━━━━━ Data shown ━━━━━
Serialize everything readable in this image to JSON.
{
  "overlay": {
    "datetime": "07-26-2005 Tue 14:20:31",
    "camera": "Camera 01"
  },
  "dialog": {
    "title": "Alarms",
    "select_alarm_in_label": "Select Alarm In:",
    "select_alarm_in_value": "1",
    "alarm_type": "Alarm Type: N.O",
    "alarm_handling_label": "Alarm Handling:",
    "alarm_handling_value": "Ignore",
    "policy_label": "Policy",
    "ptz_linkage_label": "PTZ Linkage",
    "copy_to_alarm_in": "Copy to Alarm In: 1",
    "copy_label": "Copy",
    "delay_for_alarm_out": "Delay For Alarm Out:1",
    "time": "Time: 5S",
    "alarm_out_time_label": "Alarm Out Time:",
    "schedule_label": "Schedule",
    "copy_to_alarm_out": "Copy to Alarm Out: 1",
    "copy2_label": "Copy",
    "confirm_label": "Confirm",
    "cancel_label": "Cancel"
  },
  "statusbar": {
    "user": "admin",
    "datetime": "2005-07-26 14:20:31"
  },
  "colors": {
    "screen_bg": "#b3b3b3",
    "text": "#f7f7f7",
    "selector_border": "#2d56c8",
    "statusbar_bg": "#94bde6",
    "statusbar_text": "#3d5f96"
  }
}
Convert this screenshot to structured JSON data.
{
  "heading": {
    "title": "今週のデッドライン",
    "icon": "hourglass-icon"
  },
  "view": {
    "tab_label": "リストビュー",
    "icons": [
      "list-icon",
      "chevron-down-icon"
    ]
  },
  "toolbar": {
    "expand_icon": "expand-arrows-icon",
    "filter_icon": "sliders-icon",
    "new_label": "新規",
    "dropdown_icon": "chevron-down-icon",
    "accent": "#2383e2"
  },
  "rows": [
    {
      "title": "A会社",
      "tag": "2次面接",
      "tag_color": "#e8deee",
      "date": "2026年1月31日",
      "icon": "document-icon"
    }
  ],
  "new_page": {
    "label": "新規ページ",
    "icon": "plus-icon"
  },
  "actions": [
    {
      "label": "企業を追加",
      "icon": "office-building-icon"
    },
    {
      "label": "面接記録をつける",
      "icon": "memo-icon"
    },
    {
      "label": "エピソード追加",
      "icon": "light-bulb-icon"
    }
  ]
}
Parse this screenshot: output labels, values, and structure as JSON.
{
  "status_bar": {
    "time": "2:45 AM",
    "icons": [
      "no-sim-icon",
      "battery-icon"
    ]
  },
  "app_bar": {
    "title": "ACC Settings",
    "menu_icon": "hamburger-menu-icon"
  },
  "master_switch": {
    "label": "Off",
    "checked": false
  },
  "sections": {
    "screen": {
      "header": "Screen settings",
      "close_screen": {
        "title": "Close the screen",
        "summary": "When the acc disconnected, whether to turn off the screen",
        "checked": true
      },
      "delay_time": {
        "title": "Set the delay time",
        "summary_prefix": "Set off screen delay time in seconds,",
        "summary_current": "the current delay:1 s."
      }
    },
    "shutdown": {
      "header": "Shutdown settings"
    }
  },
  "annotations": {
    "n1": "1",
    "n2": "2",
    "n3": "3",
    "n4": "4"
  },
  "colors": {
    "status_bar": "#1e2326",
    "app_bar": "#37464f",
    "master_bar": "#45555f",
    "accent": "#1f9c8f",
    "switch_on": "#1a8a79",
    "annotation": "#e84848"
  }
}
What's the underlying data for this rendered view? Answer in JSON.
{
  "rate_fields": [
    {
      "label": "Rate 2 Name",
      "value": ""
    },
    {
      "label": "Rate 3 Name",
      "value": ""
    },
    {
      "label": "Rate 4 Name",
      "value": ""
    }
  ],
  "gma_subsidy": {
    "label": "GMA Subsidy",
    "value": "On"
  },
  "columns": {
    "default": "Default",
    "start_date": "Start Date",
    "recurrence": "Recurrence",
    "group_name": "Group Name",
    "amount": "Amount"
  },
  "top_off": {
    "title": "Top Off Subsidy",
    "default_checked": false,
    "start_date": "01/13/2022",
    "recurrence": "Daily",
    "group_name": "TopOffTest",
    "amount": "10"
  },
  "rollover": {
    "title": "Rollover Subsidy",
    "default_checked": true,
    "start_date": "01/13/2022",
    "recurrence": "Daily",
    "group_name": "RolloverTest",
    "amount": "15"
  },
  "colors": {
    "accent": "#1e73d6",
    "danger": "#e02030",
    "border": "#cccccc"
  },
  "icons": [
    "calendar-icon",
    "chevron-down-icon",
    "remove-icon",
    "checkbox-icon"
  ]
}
━━━━━
What the exercise asks: Locate all lines that include the word "screenshot" and copy them out.

Result of this exercise:
Convert this screenshot to structured JSON data.
Parse this screenshot: output labels, values, and structure as JSON.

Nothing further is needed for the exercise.